[Data records]
## Start
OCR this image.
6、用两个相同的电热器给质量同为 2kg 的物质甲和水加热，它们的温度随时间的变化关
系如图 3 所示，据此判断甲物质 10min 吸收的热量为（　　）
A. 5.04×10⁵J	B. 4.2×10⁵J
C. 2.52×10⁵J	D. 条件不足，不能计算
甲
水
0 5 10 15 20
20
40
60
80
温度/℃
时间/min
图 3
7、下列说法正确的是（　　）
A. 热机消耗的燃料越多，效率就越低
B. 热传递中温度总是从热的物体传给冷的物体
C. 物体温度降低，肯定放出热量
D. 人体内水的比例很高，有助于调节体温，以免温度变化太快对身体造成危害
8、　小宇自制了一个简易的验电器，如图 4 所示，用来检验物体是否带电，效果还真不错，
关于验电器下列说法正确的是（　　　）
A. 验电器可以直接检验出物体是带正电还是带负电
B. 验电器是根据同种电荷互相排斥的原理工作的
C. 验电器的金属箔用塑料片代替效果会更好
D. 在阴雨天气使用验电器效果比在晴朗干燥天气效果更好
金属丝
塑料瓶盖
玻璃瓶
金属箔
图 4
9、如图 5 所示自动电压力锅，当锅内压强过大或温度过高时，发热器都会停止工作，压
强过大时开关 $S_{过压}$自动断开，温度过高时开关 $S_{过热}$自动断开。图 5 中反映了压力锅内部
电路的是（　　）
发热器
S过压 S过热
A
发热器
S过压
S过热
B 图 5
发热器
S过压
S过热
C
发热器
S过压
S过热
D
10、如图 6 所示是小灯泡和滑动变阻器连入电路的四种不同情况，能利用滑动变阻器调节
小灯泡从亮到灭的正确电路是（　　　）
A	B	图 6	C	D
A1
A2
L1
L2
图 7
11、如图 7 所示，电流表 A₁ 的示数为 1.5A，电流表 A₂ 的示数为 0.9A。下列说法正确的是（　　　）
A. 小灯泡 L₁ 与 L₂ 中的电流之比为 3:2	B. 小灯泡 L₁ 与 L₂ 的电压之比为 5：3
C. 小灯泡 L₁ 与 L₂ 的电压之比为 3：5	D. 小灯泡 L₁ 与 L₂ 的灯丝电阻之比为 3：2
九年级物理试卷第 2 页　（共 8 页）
## End
→ Problem requirements
Above are some records; repeat all of them exactly.

→ Solution to this exercise
OCR this image.
6、用两个相同的电热器给质量同为 2kg 的物质甲和水加热，它们的温度随时间的变化关
系如图 3 所示，据此判断甲物质 10min 吸收的热量为（　　）
A. 5.04×10⁵J	B. 4.2×10⁵J
C. 2.52×10⁵J	D. 条件不足，不能计算
甲
水
0 5 10 15 20
20
40
60
80
温度/℃
时间/min
图 3
7、下列说法正确的是（　　）
A. 热机消耗的燃料越多，效率就越低
B. 热传递中温度总是从热的物体传给冷的物体
C. 物体温度降低，肯定放出热量
D. 人体内水的比例很高，有助于调节体温，以免温度变化太快对身体造成危害
8、　小宇自制了一个简易的验电器，如图 4 所示，用来检验物体是否带电，效果还真不错，
关于验电器下列说法正确的是（　　　）
A. 验电器可以直接检验出物体是带正电还是带负电
B. 验电器是根据同种电荷互相排斥的原理工作的
C. 验电器的金属箔用塑料片代替效果会更好
D. 在阴雨天气使用验电器效果比在晴朗干燥天气效果更好
金属丝
塑料瓶盖
玻璃瓶
金属箔
图 4
9、如图 5 所示自动电压力锅，当锅内压强过大或温度过高时，发热器都会停止工作，压
强过大时开关 $S_{过压}$自动断开，温度过高时开关 $S_{过热}$自动断开。图 5 中反映了压力锅内部
电路的是（　　）
发热器
S过压 S过热
A
发热器
S过压
S过热
B 图 5
发热器
S过压
S过热
C
发热器
S过压
S过热
D
10、如图 6 所示是小灯泡和滑动变阻器连入电路的四种不同情况，能利用滑动变阻器调节
小灯泡从亮到灭的正确电路是（　　　）
A	B	图 6	C	D
A1
A2
L1
L2
图 7
11、如图 7 所示，电流表 A₁ 的示数为 1.5A，电流表 A₂ 的示数为 0.9A。下列说法正确的是（　　　）
A. 小灯泡 L₁ 与 L₂ 中的电流之比为 3:2	B. 小灯泡 L₁ 与 L₂ 的电压之比为 5：3
C. 小灯泡 L₁ 与 L₂ 的电压之比为 3：5	D. 小灯泡 L₁ 与 L₂ 的灯丝电阻之比为 3：2
九年级物理试卷第 2 页　（共 8 页）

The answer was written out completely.